Kierowcy taksówek w europejskich miastach - Londynie, Paryżu, Madrycie czy Berlinie - protestują dzisiaj przeciwko konkurencji ze strony prywatnych firm oferujących przewóz osób. Ich gniew wzbudza głównie amerykańska firma Uber, która stworzyła aplikację ułatwiającą kojarzenie pasażera z kierowcą.
Aplikacja na smartfony firmy Uber, która jest coraz bardziej popularna w Europie, łączy pasażerów z najbliższym zarejestrowanym w Uber kierowcą i pozwala na dzielenie się kosztami podróży. Samochody mogą być zamawiane jedynie SMS-owo i za pośrednictwem internetu, a nie mogą być zatrzymywane bezpośrednio na ulicy. Działalność Uber została zakazana m.in. w Brukseli.
Profesjonalni taksówkarze skarżą się, że działalność Uber nie jest dostatecznie regulowana. Twierdzą, że kierowcy Uber nie płacą podatków oraz że firma nie daje żadnych gwarancji klientom. Tymczasem według użytkowników jest to tańszy i bardziej ekologiczny sposób podróży.
Działalność poza prawem?
Pomysł na protest narodził się w Wielkiej Brytanii, gdzie obawy kierowców słynnych czarnych taksówek budzi rosnąca obecność pojazdów Uber. Tylko po ulicach Londynu jeździ ich ok. 3 tys. Administrująca londyńską komunikacją miejską samorządowa korporacja TfL (Transport for London) ostrzegła przed spodziewanymi utrudnieniami w ruchu w brytyjskiej stolicy.

**Twoje polecenie**
Według tekstu o proteście taksówkarzy ile pojazdów Uber jeździ po ulicach Londynu?

[Rekordy miejsc, w których pojawiają się elementy]
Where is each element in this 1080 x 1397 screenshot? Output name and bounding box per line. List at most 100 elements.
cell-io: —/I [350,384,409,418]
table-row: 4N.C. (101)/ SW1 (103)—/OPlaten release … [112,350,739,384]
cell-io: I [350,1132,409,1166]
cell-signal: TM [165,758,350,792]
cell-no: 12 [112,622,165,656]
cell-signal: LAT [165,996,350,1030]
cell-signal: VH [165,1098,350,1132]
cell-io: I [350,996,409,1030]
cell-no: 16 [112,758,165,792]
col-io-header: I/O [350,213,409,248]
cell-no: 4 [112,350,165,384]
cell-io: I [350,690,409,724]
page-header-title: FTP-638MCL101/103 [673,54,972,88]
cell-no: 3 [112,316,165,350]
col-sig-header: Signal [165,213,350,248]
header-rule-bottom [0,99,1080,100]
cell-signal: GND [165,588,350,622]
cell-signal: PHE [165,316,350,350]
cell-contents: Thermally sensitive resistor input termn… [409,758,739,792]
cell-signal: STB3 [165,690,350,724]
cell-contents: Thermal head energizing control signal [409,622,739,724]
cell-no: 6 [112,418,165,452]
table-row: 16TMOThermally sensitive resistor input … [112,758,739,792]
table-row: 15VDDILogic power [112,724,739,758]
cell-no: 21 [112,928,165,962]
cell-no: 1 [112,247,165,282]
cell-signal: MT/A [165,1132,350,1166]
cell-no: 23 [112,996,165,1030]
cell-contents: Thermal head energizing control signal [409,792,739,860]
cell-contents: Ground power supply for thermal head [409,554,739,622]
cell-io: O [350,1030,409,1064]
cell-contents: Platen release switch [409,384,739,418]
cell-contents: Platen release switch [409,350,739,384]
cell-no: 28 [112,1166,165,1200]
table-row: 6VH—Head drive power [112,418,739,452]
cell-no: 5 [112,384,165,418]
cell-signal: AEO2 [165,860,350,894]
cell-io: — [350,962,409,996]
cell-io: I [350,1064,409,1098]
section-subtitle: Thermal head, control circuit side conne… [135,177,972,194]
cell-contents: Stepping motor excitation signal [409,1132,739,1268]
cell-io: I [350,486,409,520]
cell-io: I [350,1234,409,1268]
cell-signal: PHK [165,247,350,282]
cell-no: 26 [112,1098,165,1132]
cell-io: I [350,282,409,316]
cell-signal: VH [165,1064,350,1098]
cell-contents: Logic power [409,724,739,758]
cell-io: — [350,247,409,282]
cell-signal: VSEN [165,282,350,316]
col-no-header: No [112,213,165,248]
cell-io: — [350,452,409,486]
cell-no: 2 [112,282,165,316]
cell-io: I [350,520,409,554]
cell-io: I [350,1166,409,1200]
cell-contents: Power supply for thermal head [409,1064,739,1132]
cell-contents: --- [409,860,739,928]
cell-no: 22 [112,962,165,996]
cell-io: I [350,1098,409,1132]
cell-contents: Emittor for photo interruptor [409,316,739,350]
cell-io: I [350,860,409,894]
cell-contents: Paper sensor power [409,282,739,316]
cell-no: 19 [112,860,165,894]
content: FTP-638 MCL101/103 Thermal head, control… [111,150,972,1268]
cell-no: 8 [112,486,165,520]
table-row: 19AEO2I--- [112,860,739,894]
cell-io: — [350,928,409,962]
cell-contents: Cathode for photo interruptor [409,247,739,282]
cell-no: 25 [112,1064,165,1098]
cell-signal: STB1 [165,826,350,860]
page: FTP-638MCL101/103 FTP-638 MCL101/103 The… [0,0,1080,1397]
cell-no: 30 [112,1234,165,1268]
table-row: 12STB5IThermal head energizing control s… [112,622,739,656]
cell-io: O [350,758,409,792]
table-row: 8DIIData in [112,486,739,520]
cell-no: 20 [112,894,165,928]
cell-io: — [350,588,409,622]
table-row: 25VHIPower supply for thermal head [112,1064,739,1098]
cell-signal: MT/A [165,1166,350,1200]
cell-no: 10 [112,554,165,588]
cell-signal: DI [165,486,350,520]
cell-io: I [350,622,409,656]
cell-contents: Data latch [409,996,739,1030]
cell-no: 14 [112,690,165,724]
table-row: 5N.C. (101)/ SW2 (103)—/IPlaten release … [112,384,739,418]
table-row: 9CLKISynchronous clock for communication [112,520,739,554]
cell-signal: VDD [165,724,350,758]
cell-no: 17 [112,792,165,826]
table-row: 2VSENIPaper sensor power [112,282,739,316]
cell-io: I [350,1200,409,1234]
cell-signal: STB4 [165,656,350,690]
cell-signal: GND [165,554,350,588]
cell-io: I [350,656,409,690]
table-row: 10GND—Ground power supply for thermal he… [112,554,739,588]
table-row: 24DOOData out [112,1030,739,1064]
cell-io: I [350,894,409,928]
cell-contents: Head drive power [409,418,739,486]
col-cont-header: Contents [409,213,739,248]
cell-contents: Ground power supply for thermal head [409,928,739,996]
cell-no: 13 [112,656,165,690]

**Poprawna odpowiedź**
Około 3 tysięcy.